- EXERCISE GOAL: Filter this material down to the lines that hold "Pictures", copying each one.

Stored records
↓

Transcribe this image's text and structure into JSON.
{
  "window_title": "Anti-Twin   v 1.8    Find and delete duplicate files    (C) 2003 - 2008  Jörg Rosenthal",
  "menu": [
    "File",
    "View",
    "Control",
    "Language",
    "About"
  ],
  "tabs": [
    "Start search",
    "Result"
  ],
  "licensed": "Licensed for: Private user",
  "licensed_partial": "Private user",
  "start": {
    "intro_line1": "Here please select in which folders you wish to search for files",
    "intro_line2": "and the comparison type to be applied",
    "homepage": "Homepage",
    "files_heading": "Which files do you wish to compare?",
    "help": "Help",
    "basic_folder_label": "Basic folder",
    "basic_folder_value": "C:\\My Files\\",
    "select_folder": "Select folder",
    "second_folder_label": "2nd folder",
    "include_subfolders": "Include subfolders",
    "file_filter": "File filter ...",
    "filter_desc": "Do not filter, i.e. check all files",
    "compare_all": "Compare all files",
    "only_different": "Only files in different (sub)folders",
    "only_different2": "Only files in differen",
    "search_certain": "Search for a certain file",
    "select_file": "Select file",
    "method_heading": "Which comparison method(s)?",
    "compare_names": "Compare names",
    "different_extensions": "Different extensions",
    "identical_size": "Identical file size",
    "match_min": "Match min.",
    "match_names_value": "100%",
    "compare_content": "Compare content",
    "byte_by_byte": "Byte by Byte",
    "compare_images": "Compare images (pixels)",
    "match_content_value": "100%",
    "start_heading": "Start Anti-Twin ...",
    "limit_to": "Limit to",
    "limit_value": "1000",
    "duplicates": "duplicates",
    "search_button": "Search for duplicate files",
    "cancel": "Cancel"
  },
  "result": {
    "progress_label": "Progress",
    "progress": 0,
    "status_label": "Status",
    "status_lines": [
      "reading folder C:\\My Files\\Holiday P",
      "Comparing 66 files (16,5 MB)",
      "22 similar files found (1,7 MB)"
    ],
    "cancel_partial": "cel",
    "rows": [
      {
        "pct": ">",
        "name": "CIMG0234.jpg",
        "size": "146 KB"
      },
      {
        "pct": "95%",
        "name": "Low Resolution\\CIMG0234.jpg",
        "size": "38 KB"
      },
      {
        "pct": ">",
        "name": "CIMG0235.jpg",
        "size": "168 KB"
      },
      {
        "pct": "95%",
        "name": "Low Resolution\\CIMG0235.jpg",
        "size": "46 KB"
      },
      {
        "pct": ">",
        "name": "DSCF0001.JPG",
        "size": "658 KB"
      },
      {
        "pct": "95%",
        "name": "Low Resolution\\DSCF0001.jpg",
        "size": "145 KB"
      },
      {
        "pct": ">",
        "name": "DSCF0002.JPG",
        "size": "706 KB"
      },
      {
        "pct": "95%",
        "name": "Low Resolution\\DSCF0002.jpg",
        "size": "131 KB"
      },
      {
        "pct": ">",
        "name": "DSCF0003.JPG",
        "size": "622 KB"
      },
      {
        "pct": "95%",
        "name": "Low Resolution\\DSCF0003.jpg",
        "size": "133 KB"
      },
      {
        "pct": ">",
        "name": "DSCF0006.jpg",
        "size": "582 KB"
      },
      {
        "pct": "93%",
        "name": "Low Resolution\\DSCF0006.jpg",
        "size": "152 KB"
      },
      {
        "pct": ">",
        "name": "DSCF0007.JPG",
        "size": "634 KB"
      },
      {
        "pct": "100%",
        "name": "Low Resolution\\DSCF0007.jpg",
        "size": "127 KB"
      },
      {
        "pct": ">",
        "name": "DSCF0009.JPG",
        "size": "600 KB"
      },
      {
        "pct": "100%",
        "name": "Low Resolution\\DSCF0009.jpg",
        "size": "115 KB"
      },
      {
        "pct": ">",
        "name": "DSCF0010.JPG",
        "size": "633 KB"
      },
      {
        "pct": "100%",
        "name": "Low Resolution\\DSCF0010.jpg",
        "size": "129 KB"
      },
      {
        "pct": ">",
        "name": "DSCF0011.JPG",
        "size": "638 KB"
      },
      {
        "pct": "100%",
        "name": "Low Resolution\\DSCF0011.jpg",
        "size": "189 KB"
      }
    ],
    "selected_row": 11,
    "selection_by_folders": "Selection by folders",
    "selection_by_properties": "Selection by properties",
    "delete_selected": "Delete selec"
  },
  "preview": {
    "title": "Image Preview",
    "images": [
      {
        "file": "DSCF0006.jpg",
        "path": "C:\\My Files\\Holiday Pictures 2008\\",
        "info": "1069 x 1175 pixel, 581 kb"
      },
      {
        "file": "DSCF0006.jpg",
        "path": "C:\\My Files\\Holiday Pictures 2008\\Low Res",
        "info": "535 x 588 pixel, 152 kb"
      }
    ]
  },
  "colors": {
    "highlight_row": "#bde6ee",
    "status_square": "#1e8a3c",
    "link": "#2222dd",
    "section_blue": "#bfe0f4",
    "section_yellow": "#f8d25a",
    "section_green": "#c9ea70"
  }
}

↑

- RESULT OF THE TASK:
        "path": "C:\\My Files\\Holiday Pictures 2008\\",
        "path": "C:\\My Files\\Holiday Pictures 2008\\Low Res",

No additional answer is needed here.